- [PROBLEM DESCRIPTION] Copy all the material that follows, keeping every character the same.

- [DATA SUPPLIED]

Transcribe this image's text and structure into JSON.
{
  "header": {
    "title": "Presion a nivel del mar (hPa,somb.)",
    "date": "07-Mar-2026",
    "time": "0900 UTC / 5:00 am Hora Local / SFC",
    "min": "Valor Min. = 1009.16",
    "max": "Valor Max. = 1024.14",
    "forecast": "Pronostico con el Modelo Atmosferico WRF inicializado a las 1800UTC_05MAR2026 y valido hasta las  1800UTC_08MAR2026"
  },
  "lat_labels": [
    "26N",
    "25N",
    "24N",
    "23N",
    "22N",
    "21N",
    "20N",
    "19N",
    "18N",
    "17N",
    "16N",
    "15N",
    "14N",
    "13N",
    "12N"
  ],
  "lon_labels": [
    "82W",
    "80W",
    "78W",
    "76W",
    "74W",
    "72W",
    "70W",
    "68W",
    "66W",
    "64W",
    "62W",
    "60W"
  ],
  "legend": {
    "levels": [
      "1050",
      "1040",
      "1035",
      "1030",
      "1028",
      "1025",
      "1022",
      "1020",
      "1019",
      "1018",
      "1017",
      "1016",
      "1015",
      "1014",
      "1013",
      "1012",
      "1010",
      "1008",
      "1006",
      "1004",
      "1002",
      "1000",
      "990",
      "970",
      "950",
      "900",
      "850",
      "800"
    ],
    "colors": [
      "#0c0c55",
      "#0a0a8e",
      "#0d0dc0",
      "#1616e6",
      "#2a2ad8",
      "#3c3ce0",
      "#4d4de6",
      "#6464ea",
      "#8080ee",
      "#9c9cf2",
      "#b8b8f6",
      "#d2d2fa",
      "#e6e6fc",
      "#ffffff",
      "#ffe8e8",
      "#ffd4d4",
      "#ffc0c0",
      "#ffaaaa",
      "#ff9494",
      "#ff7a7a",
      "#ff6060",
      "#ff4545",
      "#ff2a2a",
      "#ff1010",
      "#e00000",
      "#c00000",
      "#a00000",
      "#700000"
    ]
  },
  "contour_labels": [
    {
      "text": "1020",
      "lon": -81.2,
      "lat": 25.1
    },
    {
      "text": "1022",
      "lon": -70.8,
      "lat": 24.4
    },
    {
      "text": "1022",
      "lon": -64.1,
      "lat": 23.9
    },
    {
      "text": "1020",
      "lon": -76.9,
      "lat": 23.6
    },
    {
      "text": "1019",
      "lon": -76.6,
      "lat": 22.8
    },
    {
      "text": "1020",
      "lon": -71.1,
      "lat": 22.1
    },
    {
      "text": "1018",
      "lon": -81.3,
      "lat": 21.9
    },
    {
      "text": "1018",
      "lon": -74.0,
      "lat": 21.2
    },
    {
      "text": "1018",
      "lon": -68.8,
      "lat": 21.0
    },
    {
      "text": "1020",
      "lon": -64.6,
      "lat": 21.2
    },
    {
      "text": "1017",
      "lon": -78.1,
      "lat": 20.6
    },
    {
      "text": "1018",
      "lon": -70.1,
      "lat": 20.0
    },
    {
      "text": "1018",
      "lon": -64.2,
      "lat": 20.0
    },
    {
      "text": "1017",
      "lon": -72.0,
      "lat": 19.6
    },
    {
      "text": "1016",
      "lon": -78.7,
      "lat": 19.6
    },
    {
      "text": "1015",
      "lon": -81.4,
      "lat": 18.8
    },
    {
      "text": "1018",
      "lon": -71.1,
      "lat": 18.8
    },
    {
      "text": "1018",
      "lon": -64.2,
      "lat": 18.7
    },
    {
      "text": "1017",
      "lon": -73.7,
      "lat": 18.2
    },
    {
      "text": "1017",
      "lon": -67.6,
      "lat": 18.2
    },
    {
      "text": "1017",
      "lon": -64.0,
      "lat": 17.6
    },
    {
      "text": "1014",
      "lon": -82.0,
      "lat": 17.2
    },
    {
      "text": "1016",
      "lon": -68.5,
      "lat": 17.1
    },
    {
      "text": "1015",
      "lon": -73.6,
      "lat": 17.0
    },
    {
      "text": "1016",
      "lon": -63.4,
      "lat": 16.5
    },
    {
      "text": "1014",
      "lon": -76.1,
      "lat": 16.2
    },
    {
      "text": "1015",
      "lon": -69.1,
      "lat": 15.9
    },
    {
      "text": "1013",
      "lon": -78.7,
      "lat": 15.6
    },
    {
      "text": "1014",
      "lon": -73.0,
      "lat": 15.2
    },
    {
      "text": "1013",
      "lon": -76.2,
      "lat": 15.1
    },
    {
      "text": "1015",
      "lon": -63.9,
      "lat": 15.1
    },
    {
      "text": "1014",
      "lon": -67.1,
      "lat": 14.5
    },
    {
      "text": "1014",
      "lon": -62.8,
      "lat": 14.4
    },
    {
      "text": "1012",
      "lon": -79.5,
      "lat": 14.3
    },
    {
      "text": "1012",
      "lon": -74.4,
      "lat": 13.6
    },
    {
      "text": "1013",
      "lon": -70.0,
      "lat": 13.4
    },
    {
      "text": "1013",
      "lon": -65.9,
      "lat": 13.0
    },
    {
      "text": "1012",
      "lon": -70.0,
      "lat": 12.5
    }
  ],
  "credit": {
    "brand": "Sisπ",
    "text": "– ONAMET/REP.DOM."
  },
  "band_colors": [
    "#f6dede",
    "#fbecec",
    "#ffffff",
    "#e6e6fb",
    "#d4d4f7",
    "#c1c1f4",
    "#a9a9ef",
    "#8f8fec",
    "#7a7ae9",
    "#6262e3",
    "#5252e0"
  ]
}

- [REPLY TO THE TASK]
Transcribe this image's text and structure into JSON.
{
  "header": {
    "title": "Presion a nivel del mar (hPa,somb.)",
    "date": "07-Mar-2026",
    "time": "0900 UTC / 5:00 am Hora Local / SFC",
    "min": "Valor Min. = 1009.16",
    "max": "Valor Max. = 1024.14",
    "forecast": "Pronostico con el Modelo Atmosferico WRF inicializado a las 1800UTC_05MAR2026 y valido hasta las  1800UTC_08MAR2026"
  },
  "lat_labels": [
    "26N",
    "25N",
    "24N",
    "23N",
    "22N",
    "21N",
    "20N",
    "19N",
    "18N",
    "17N",
    "16N",
    "15N",
    "14N",
    "13N",
    "12N"
  ],
  "lon_labels": [
    "82W",
    "80W",
    "78W",
    "76W",
    "74W",
    "72W",
    "70W",
    "68W",
    "66W",
    "64W",
    "62W",
    "60W"
  ],
  "legend": {
    "levels": [
      "1050",
      "1040",
      "1035",
      "1030",
      "1028",
      "1025",
      "1022",
      "1020",
      "1019",
      "1018",
      "1017",
      "1016",
      "1015",
      "1014",
      "1013",
      "1012",
      "1010",
      "1008",
      "1006",
      "1004",
      "1002",
      "1000",
      "990",
      "970",
      "950",
      "900",
      "850",
      "800"
    ],
    "colors": [
      "#0c0c55",
      "#0a0a8e",
      "#0d0dc0",
      "#1616e6",
      "#2a2ad8",
      "#3c3ce0",
      "#4d4de6",
      "#6464ea",
      "#8080ee",
      "#9c9cf2",
      "#b8b8f6",
      "#d2d2fa",
      "#e6e6fc",
      "#ffffff",
      "#ffe8e8",
      "#ffd4d4",
      "#ffc0c0",
      "#ffaaaa",
      "#ff9494",
      "#ff7a7a",
      "#ff6060",
      "#ff4545",
      "#ff2a2a",
      "#ff1010",
      "#e00000",
      "#c00000",
      "#a00000",
      "#700000"
    ]
  },
  "contour_labels": [
    {
      "text": "1020",
      "lon": -81.2,
      "lat": 25.1
    },
    {
      "text": "1022",
      "lon": -70.8,
      "lat": 24.4
    },
    {
      "text": "1022",
      "lon": -64.1,
      "lat": 23.9
    },
    {
      "text": "1020",
      "lon": -76.9,
      "lat": 23.6
    },
    {
      "text": "1019",
      "lon": -76.6,
      "lat": 22.8
    },
    {
      "text": "1020",
      "lon": -71.1,
      "lat": 22.1
    },
    {
      "text": "1018",
      "lon": -81.3,
      "lat": 21.9
    },
    {
      "text": "1018",
      "lon": -74.0,
      "lat": 21.2
    },
    {
      "text": "1018",
      "lon": -68.8,
      "lat": 21.0
    },
    {
      "text": "1020",
      "lon": -64.6,
      "lat": 21.2
    },
    {
      "text": "1017",
      "lon": -78.1,
      "lat": 20.6
    },
    {
      "text": "1018",
      "lon": -70.1,
      "lat": 20.0
    },
    {
      "text": "1018",
      "lon": -64.2,
      "lat": 20.0
    },
    {
      "text": "1017",
      "lon": -72.0,
      "lat": 19.6
    },
    {
      "text": "1016",
      "lon": -78.7,
      "lat": 19.6
    },
    {
      "text": "1015",
      "lon": -81.4,
      "lat": 18.8
    },
    {
      "text": "1018",
      "lon": -71.1,
      "lat": 18.8
    },
    {
      "text": "1018",
      "lon": -64.2,
      "lat": 18.7
    },
    {
      "text": "1017",
      "lon": -73.7,
      "lat": 18.2
    },
    {
      "text": "1017",
      "lon": -67.6,
      "lat": 18.2
    },
    {
      "text": "1017",
      "lon": -64.0,
      "lat": 17.6
    },
    {
      "text": "1014",
      "lon": -82.0,
      "lat": 17.2
    },
    {
      "text": "1016",
      "lon": -68.5,
      "lat": 17.1
    },
    {
      "text": "1015",
      "lon": -73.6,
      "lat": 17.0
    },
    {
      "text": "1016",
      "lon": -63.4,
      "lat": 16.5
    },
    {
      "text": "1014",
      "lon": -76.1,
      "lat": 16.2
    },
    {
      "text": "1015",
      "lon": -69.1,
      "lat": 15.9
    },
    {
      "text": "1013",
      "lon": -78.7,
      "lat": 15.6
    },
    {
      "text": "1014",
      "lon": -73.0,
      "lat": 15.2
    },
    {
      "text": "1013",
      "lon": -76.2,
      "lat": 15.1
    },
    {
      "text": "1015",
      "lon": -63.9,
      "lat": 15.1
    },
    {
      "text": "1014",
      "lon": -67.1,
      "lat": 14.5
    },
    {
      "text": "1014",
      "lon": -62.8,
      "lat": 14.4
    },
    {
      "text": "1012",
      "lon": -79.5,
      "lat": 14.3
    },
    {
      "text": "1012",
      "lon": -74.4,
      "lat": 13.6
    },
    {
      "text": "1013",
      "lon": -70.0,
      "lat": 13.4
    },
    {
      "text": "1013",
      "lon": -65.9,
      "lat": 13.0
    },
    {
      "text": "1012",
      "lon": -70.0,
      "lat": 12.5
    }
  ],
  "credit": {
    "brand": "Sisπ",
    "text": "– ONAMET/REP.DOM."
  },
  "band_colors": [
    "#f6dede",
    "#fbecec",
    "#ffffff",
    "#e6e6fb",
    "#d4d4f7",
    "#c1c1f4",
    "#a9a9ef",
    "#8f8fec",
    "#7a7ae9",
    "#6262e3",
    "#5252e0"
  ]
}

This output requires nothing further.